**What the exercise asks:**
Print each of the entries exactly, leaving nothing out.

**Extracted records:**
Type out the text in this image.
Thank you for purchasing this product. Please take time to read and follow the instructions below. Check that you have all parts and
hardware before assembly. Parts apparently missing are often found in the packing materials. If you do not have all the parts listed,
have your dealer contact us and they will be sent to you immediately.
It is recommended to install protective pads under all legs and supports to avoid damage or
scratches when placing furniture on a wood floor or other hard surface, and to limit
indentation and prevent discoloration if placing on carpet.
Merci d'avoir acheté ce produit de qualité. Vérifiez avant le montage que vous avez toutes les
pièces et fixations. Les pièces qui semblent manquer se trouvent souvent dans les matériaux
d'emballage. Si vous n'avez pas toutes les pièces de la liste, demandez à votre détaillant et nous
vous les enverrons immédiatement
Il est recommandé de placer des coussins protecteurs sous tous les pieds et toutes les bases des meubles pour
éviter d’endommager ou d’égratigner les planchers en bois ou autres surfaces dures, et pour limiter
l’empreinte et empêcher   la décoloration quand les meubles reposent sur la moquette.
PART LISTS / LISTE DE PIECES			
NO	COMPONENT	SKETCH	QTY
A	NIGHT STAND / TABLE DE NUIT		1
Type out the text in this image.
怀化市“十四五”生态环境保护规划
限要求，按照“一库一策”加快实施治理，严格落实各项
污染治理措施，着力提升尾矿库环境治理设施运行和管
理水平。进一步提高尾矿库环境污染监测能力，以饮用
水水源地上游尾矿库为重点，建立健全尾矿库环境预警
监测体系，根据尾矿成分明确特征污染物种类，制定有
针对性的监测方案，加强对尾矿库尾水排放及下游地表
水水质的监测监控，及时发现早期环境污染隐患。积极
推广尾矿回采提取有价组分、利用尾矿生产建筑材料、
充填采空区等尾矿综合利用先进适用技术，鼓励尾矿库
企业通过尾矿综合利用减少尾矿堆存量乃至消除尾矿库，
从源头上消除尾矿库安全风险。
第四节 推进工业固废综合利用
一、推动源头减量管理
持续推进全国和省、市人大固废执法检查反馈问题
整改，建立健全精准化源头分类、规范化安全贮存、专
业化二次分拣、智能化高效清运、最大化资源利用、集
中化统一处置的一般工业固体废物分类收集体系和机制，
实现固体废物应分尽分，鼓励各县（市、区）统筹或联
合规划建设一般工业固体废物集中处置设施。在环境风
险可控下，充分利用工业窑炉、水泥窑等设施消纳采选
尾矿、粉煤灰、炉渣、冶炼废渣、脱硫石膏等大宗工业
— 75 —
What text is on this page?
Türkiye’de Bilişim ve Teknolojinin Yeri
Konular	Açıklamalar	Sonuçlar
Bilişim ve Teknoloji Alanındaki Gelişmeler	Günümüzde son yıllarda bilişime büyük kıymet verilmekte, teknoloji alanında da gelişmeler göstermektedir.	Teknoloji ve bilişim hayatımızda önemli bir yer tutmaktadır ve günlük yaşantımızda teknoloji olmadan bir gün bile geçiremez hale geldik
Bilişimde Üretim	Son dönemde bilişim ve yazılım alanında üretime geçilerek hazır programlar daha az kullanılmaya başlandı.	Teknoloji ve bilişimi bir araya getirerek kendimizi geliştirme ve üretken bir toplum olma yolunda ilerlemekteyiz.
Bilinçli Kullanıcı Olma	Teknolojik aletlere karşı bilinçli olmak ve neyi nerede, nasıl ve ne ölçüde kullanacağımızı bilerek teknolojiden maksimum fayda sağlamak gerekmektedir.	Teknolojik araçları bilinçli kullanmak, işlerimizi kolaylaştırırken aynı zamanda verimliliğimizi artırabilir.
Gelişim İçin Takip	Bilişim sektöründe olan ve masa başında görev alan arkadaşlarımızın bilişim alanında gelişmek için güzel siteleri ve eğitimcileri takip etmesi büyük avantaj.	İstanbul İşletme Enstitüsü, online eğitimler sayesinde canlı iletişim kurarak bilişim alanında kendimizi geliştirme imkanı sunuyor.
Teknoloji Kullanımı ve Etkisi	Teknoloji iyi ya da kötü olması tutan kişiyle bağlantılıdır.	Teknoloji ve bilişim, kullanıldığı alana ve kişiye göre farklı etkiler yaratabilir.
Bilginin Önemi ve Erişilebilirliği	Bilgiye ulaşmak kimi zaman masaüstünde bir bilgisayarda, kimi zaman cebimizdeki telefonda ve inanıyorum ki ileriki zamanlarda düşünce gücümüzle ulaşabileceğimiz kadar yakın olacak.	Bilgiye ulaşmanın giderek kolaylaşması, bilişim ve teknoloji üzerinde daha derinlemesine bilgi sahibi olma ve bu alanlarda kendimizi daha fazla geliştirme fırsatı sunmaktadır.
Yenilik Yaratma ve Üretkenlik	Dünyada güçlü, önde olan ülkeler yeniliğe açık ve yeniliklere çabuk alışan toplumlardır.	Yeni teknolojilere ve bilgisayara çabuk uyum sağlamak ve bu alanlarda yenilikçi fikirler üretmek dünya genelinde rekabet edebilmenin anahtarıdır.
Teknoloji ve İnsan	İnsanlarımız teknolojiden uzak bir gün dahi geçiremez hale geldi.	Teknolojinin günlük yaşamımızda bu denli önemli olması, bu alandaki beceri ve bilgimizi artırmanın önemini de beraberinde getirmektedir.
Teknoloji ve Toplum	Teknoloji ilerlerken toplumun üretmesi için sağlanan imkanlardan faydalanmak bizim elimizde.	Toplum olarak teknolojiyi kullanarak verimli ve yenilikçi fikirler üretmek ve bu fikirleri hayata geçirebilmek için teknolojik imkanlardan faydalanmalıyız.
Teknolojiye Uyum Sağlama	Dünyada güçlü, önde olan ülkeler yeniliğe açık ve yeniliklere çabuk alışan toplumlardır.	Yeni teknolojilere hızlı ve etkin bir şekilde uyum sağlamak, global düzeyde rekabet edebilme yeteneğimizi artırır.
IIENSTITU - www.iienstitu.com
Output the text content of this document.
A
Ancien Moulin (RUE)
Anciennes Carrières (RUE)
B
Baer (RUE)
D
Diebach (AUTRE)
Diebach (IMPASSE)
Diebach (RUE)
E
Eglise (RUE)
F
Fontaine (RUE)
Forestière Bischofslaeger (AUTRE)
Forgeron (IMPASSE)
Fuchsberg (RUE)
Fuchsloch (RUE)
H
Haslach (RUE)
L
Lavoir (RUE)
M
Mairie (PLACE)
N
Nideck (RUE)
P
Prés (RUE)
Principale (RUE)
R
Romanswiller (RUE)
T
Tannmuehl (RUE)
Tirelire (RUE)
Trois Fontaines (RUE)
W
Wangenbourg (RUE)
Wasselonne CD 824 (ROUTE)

**Result:**
Type out the text in this image.
Thank you for purchasing this product. Please take time to read and follow the instructions below. Check that you have all parts and
hardware before assembly. Parts apparently missing are often found in the packing materials. If you do not have all the parts listed,
have your dealer contact us and they will be sent to you immediately.
It is recommended to install protective pads under all legs and supports to avoid damage or
scratches when placing furniture on a wood floor or other hard surface, and to limit
indentation and prevent discoloration if placing on carpet.
Merci d'avoir acheté ce produit de qualité. Vérifiez avant le montage que vous avez toutes les
pièces et fixations. Les pièces qui semblent manquer se trouvent souvent dans les matériaux
d'emballage. Si vous n'avez pas toutes les pièces de la liste, demandez à votre détaillant et nous
vous les enverrons immédiatement
Il est recommandé de placer des coussins protecteurs sous tous les pieds et toutes les bases des meubles pour
éviter d’endommager ou d’égratigner les planchers en bois ou autres surfaces dures, et pour limiter
l’empreinte et empêcher   la décoloration quand les meubles reposent sur la moquette.
PART LISTS / LISTE DE PIECES			
NO	COMPONENT	SKETCH	QTY
A	NIGHT STAND / TABLE DE NUIT		1
Type out the text in this image.
怀化市“十四五”生态环境保护规划
限要求，按照“一库一策”加快实施治理，严格落实各项
污染治理措施，着力提升尾矿库环境治理设施运行和管
理水平。进一步提高尾矿库环境污染监测能力，以饮用
水水源地上游尾矿库为重点，建立健全尾矿库环境预警
监测体系，根据尾矿成分明确特征污染物种类，制定有
针对性的监测方案，加强对尾矿库尾水排放及下游地表
水水质的监测监控，及时发现早期环境污染隐患。积极
推广尾矿回采提取有价组分、利用尾矿生产建筑材料、
充填采空区等尾矿综合利用先进适用技术，鼓励尾矿库
企业通过尾矿综合利用减少尾矿堆存量乃至消除尾矿库，
从源头上消除尾矿库安全风险。
第四节 推进工业固废综合利用
一、推动源头减量管理
持续推进全国和省、市人大固废执法检查反馈问题
整改，建立健全精准化源头分类、规范化安全贮存、专
业化二次分拣、智能化高效清运、最大化资源利用、集
中化统一处置的一般工业固体废物分类收集体系和机制，
实现固体废物应分尽分，鼓励各县（市、区）统筹或联
合规划建设一般工业固体废物集中处置设施。在环境风
险可控下，充分利用工业窑炉、水泥窑等设施消纳采选
尾矿、粉煤灰、炉渣、冶炼废渣、脱硫石膏等大宗工业
— 75 —
What text is on this page?
Türkiye’de Bilişim ve Teknolojinin Yeri
Konular	Açıklamalar	Sonuçlar
Bilişim ve Teknoloji Alanındaki Gelişmeler	Günümüzde son yıllarda bilişime büyük kıymet verilmekte, teknoloji alanında da gelişmeler göstermektedir.	Teknoloji ve bilişim hayatımızda önemli bir yer tutmaktadır ve günlük yaşantımızda teknoloji olmadan bir gün bile geçiremez hale geldik
Bilişimde Üretim	Son dönemde bilişim ve yazılım alanında üretime geçilerek hazır programlar daha az kullanılmaya başlandı.	Teknoloji ve bilişimi bir araya getirerek kendimizi geliştirme ve üretken bir toplum olma yolunda ilerlemekteyiz.
Bilinçli Kullanıcı Olma	Teknolojik aletlere karşı bilinçli olmak ve neyi nerede, nasıl ve ne ölçüde kullanacağımızı bilerek teknolojiden maksimum fayda sağlamak gerekmektedir.	Teknolojik araçları bilinçli kullanmak, işlerimizi kolaylaştırırken aynı zamanda verimliliğimizi artırabilir.
Gelişim İçin Takip	Bilişim sektöründe olan ve masa başında görev alan arkadaşlarımızın bilişim alanında gelişmek için güzel siteleri ve eğitimcileri takip etmesi büyük avantaj.	İstanbul İşletme Enstitüsü, online eğitimler sayesinde canlı iletişim kurarak bilişim alanında kendimizi geliştirme imkanı sunuyor.
Teknoloji Kullanımı ve Etkisi	Teknoloji iyi ya da kötü olması tutan kişiyle bağlantılıdır.	Teknoloji ve bilişim, kullanıldığı alana ve kişiye göre farklı etkiler yaratabilir.
Bilginin Önemi ve Erişilebilirliği	Bilgiye ulaşmak kimi zaman masaüstünde bir bilgisayarda, kimi zaman cebimizdeki telefonda ve inanıyorum ki ileriki zamanlarda düşünce gücümüzle ulaşabileceğimiz kadar yakın olacak.	Bilgiye ulaşmanın giderek kolaylaşması, bilişim ve teknoloji üzerinde daha derinlemesine bilgi sahibi olma ve bu alanlarda kendimizi daha fazla geliştirme fırsatı sunmaktadır.
Yenilik Yaratma ve Üretkenlik	Dünyada güçlü, önde olan ülkeler yeniliğe açık ve yeniliklere çabuk alışan toplumlardır.	Yeni teknolojilere ve bilgisayara çabuk uyum sağlamak ve bu alanlarda yenilikçi fikirler üretmek dünya genelinde rekabet edebilmenin anahtarıdır.
Teknoloji ve İnsan	İnsanlarımız teknolojiden uzak bir gün dahi geçiremez hale geldi.	Teknolojinin günlük yaşamımızda bu denli önemli olması, bu alandaki beceri ve bilgimizi artırmanın önemini de beraberinde getirmektedir.
Teknoloji ve Toplum	Teknoloji ilerlerken toplumun üretmesi için sağlanan imkanlardan faydalanmak bizim elimizde.	Toplum olarak teknolojiyi kullanarak verimli ve yenilikçi fikirler üretmek ve bu fikirleri hayata geçirebilmek için teknolojik imkanlardan faydalanmalıyız.
Teknolojiye Uyum Sağlama	Dünyada güçlü, önde olan ülkeler yeniliğe açık ve yeniliklere çabuk alışan toplumlardır.	Yeni teknolojilere hızlı ve etkin bir şekilde uyum sağlamak, global düzeyde rekabet edebilme yeteneğimizi artırır.
IIENSTITU - www.iienstitu.com
Output the text content of this document.
A
Ancien Moulin (RUE)
Anciennes Carrières (RUE)
B
Baer (RUE)
D
Diebach (AUTRE)
Diebach (IMPASSE)
Diebach (RUE)
E
Eglise (RUE)
F
Fontaine (RUE)
Forestière Bischofslaeger (AUTRE)
Forgeron (IMPASSE)
Fuchsberg (RUE)
Fuchsloch (RUE)
H
Haslach (RUE)
L
Lavoir (RUE)
M
Mairie (PLACE)
N
Nideck (RUE)
P
Prés (RUE)
Principale (RUE)
R
Romanswiller (RUE)
T
Tannmuehl (RUE)
Tirelire (RUE)
Trois Fontaines (RUE)
W
Wangenbourg (RUE)
Wasselonne CD 824 (ROUTE)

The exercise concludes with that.